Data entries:
----------
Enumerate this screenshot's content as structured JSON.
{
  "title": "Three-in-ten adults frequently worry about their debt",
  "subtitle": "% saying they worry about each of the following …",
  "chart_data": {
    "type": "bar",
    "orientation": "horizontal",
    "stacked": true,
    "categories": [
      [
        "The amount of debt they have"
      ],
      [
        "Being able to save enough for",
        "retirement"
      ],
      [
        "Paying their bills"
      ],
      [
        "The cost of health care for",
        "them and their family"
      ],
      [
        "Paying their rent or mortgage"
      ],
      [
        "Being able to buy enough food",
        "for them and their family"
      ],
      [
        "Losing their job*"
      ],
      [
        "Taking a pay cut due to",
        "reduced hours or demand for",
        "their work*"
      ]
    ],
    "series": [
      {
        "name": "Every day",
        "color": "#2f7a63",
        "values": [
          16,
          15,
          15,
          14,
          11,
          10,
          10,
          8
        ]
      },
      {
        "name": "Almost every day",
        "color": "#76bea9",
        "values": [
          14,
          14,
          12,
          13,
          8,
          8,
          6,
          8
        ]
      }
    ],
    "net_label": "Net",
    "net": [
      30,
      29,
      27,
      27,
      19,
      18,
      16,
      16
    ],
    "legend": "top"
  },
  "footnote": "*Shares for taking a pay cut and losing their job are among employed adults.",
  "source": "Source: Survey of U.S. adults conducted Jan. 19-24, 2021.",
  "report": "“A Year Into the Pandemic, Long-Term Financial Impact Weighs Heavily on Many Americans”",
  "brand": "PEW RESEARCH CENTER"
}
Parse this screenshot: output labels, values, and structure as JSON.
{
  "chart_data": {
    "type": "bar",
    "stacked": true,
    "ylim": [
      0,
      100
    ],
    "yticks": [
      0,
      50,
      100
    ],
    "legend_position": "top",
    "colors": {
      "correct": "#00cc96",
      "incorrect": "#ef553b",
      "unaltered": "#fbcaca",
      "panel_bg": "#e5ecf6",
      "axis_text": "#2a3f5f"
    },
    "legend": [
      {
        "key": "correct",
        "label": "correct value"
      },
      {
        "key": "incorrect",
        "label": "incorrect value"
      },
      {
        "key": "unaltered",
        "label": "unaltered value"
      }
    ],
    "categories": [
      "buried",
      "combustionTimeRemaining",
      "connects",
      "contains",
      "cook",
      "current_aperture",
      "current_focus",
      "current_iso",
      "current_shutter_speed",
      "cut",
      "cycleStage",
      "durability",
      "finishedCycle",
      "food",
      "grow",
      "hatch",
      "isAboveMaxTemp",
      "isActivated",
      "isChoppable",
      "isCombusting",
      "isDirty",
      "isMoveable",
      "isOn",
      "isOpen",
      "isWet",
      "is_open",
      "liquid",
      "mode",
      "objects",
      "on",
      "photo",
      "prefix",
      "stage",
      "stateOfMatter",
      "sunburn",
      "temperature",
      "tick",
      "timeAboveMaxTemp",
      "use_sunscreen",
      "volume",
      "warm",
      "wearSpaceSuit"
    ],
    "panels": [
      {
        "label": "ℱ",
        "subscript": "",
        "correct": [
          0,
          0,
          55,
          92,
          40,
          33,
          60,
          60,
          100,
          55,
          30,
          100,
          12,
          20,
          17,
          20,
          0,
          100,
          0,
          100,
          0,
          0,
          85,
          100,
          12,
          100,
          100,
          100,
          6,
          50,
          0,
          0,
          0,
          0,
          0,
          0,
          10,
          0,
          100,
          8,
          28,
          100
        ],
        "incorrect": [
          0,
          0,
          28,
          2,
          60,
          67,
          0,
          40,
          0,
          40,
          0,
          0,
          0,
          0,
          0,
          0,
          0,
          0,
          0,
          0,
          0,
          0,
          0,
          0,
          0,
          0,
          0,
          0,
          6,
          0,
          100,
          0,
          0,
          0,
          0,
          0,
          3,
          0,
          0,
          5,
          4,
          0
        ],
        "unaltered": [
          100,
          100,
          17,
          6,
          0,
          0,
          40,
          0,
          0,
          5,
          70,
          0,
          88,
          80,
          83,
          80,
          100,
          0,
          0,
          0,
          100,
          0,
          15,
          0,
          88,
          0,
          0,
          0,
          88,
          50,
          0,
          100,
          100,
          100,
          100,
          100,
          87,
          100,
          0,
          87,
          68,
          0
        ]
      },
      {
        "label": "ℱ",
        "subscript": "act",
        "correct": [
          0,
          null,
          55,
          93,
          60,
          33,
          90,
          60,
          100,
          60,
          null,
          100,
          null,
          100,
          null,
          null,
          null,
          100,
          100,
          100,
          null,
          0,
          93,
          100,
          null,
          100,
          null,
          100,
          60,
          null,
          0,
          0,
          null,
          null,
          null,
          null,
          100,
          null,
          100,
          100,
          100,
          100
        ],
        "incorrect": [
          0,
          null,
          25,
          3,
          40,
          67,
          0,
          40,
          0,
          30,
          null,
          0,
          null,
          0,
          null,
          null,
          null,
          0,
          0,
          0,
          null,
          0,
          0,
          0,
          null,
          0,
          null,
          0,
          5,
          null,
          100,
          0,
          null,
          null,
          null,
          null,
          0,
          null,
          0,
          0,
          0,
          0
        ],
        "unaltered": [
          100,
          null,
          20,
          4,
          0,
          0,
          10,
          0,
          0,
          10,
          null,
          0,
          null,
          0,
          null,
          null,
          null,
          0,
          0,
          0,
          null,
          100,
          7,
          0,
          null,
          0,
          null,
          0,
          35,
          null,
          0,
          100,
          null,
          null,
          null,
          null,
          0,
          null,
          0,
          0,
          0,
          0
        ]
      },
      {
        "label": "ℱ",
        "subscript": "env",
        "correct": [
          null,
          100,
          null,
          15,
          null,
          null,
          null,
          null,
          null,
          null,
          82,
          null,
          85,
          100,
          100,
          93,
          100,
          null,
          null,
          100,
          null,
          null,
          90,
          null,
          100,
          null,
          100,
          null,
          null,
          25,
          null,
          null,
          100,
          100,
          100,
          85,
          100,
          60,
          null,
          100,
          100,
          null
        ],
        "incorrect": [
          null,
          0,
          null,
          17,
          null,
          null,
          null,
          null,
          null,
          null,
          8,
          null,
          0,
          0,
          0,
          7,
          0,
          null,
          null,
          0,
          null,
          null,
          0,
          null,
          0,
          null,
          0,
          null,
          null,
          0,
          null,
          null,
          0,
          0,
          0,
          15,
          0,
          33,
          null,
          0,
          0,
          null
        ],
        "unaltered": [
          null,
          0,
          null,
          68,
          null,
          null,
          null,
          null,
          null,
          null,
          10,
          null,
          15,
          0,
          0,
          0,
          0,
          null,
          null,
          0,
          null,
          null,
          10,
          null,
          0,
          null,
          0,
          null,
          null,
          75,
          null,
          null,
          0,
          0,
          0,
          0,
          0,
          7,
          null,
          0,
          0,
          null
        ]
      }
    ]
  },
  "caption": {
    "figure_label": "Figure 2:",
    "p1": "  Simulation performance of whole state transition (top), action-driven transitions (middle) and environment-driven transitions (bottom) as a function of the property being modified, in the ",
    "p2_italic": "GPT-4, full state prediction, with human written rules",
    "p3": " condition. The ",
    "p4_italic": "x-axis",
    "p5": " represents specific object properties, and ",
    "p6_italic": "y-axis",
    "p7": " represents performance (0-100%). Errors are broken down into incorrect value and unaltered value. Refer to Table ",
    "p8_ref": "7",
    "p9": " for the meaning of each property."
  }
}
----------
◆ EXERCISE TASK ◆
Pull out each record as written and restate it exactly.

◆ WRITTEN RESPONSE ◆
Enumerate this screenshot's content as structured JSON.
{
  "title": "Three-in-ten adults frequently worry about their debt",
  "subtitle": "% saying they worry about each of the following …",
  "chart_data": {
    "type": "bar",
    "orientation": "horizontal",
    "stacked": true,
    "categories": [
      [
        "The amount of debt they have"
      ],
      [
        "Being able to save enough for",
        "retirement"
      ],
      [
        "Paying their bills"
      ],
      [
        "The cost of health care for",
        "them and their family"
      ],
      [
        "Paying their rent or mortgage"
      ],
      [
        "Being able to buy enough food",
        "for them and their family"
      ],
      [
        "Losing their job*"
      ],
      [
        "Taking a pay cut due to",
        "reduced hours or demand for",
        "their work*"
      ]
    ],
    "series": [
      {
        "name": "Every day",
        "color": "#2f7a63",
        "values": [
          16,
          15,
          15,
          14,
          11,
          10,
          10,
          8
        ]
      },
      {
        "name": "Almost every day",
        "color": "#76bea9",
        "values": [
          14,
          14,
          12,
          13,
          8,
          8,
          6,
          8
        ]
      }
    ],
    "net_label": "Net",
    "net": [
      30,
      29,
      27,
      27,
      19,
      18,
      16,
      16
    ],
    "legend": "top"
  },
  "footnote": "*Shares for taking a pay cut and losing their job are among employed adults.",
  "source": "Source: Survey of U.S. adults conducted Jan. 19-24, 2021.",
  "report": "“A Year Into the Pandemic, Long-Term Financial Impact Weighs Heavily on Many Americans”",
  "brand": "PEW RESEARCH CENTER"
}
Parse this screenshot: output labels, values, and structure as JSON.
{
  "chart_data": {
    "type": "bar",
    "stacked": true,
    "ylim": [
      0,
      100
    ],
    "yticks": [
      0,
      50,
      100
    ],
    "legend_position": "top",
    "colors": {
      "correct": "#00cc96",
      "incorrect": "#ef553b",
      "unaltered": "#fbcaca",
      "panel_bg": "#e5ecf6",
      "axis_text": "#2a3f5f"
    },
    "legend": [
      {
        "key": "correct",
        "label": "correct value"
      },
      {
        "key": "incorrect",
        "label": "incorrect value"
      },
      {
        "key": "unaltered",
        "label": "unaltered value"
      }
    ],
    "categories": [
      "buried",
      "combustionTimeRemaining",
      "connects",
      "contains",
      "cook",
      "current_aperture",
      "current_focus",
      "current_iso",
      "current_shutter_speed",
      "cut",
      "cycleStage",
      "durability",
      "finishedCycle",
      "food",
      "grow",
      "hatch",
      "isAboveMaxTemp",
      "isActivated",
      "isChoppable",
      "isCombusting",
      "isDirty",
      "isMoveable",
      "isOn",
      "isOpen",
      "isWet",
      "is_open",
      "liquid",
      "mode",
      "objects",
      "on",
      "photo",
      "prefix",
      "stage",
      "stateOfMatter",
      "sunburn",
      "temperature",
      "tick",
      "timeAboveMaxTemp",
      "use_sunscreen",
      "volume",
      "warm",
      "wearSpaceSuit"
    ],
    "panels": [
      {
        "label": "ℱ",
        "subscript": "",
        "correct": [
          0,
          0,
          55,
          92,
          40,
          33,
          60,
          60,
          100,
          55,
          30,
          100,
          12,
          20,
          17,
          20,
          0,
          100,
          0,
          100,
          0,
          0,
          85,
          100,
          12,
          100,
          100,
          100,
          6,
          50,
          0,
          0,
          0,
          0,
          0,
          0,
          10,
          0,
          100,
          8,
          28,
          100
        ],
        "incorrect": [
          0,
          0,
          28,
          2,
          60,
          67,
          0,
          40,
          0,
          40,
          0,
          0,
          0,
          0,
          0,
          0,
          0,
          0,
          0,
          0,
          0,
          0,
          0,
          0,
          0,
          0,
          0,
          0,
          6,
          0,
          100,
          0,
          0,
          0,
          0,
          0,
          3,
          0,
          0,
          5,
          4,
          0
        ],
        "unaltered": [
          100,
          100,
          17,
          6,
          0,
          0,
          40,
          0,
          0,
          5,
          70,
          0,
          88,
          80,
          83,
          80,
          100,
          0,
          0,
          0,
          100,
          0,
          15,
          0,
          88,
          0,
          0,
          0,
          88,
          50,
          0,
          100,
          100,
          100,
          100,
          100,
          87,
          100,
          0,
          87,
          68,
          0
        ]
      },
      {
        "label": "ℱ",
        "subscript": "act",
        "correct": [
          0,
          null,
          55,
          93,
          60,
          33,
          90,
          60,
          100,
          60,
          null,
          100,
          null,
          100,
          null,
          null,
          null,
          100,
          100,
          100,
          null,
          0,
          93,
          100,
          null,
          100,
          null,
          100,
          60,
          null,
          0,
          0,
          null,
          null,
          null,
          null,
          100,
          null,
          100,
          100,
          100,
          100
        ],
        "incorrect": [
          0,
          null,
          25,
          3,
          40,
          67,
          0,
          40,
          0,
          30,
          null,
          0,
          null,
          0,
          null,
          null,
          null,
          0,
          0,
          0,
          null,
          0,
          0,
          0,
          null,
          0,
          null,
          0,
          5,
          null,
          100,
          0,
          null,
          null,
          null,
          null,
          0,
          null,
          0,
          0,
          0,
          0
        ],
        "unaltered": [
          100,
          null,
          20,
          4,
          0,
          0,
          10,
          0,
          0,
          10,
          null,
          0,
          null,
          0,
          null,
          null,
          null,
          0,
          0,
          0,
          null,
          100,
          7,
          0,
          null,
          0,
          null,
          0,
          35,
          null,
          0,
          100,
          null,
          null,
          null,
          null,
          0,
          null,
          0,
          0,
          0,
          0
        ]
      },
      {
        "label": "ℱ",
        "subscript": "env",
        "correct": [
          null,
          100,
          null,
          15,
          null,
          null,
          null,
          null,
          null,
          null,
          82,
          null,
          85,
          100,
          100,
          93,
          100,
          null,
          null,
          100,
          null,
          null,
          90,
          null,
          100,
          null,
          100,
          null,
          null,
          25,
          null,
          null,
          100,
          100,
          100,
          85,
          100,
          60,
          null,
          100,
          100,
          null
        ],
        "incorrect": [
          null,
          0,
          null,
          17,
          null,
          null,
          null,
          null,
          null,
          null,
          8,
          null,
          0,
          0,
          0,
          7,
          0,
          null,
          null,
          0,
          null,
          null,
          0,
          null,
          0,
          null,
          0,
          null,
          null,
          0,
          null,
          null,
          0,
          0,
          0,
          15,
          0,
          33,
          null,
          0,
          0,
          null
        ],
        "unaltered": [
          null,
          0,
          null,
          68,
          null,
          null,
          null,
          null,
          null,
          null,
          10,
          null,
          15,
          0,
          0,
          0,
          0,
          null,
          null,
          0,
          null,
          null,
          10,
          null,
          0,
          null,
          0,
          null,
          null,
          75,
          null,
          null,
          0,
          0,
          0,
          0,
          0,
          7,
          null,
          0,
          0,
          null
        ]
      }
    ]
  },
  "caption": {
    "figure_label": "Figure 2:",
    "p1": "  Simulation performance of whole state transition (top), action-driven transitions (middle) and environment-driven transitions (bottom) as a function of the property being modified, in the ",
    "p2_italic": "GPT-4, full state prediction, with human written rules",
    "p3": " condition. The ",
    "p4_italic": "x-axis",
    "p5": " represents specific object properties, and ",
    "p6_italic": "y-axis",
    "p7": " represents performance (0-100%). Errors are broken down into incorrect value and unaltered value. Refer to Table ",
    "p8_ref": "7",
    "p9": " for the meaning of each property."
  }
}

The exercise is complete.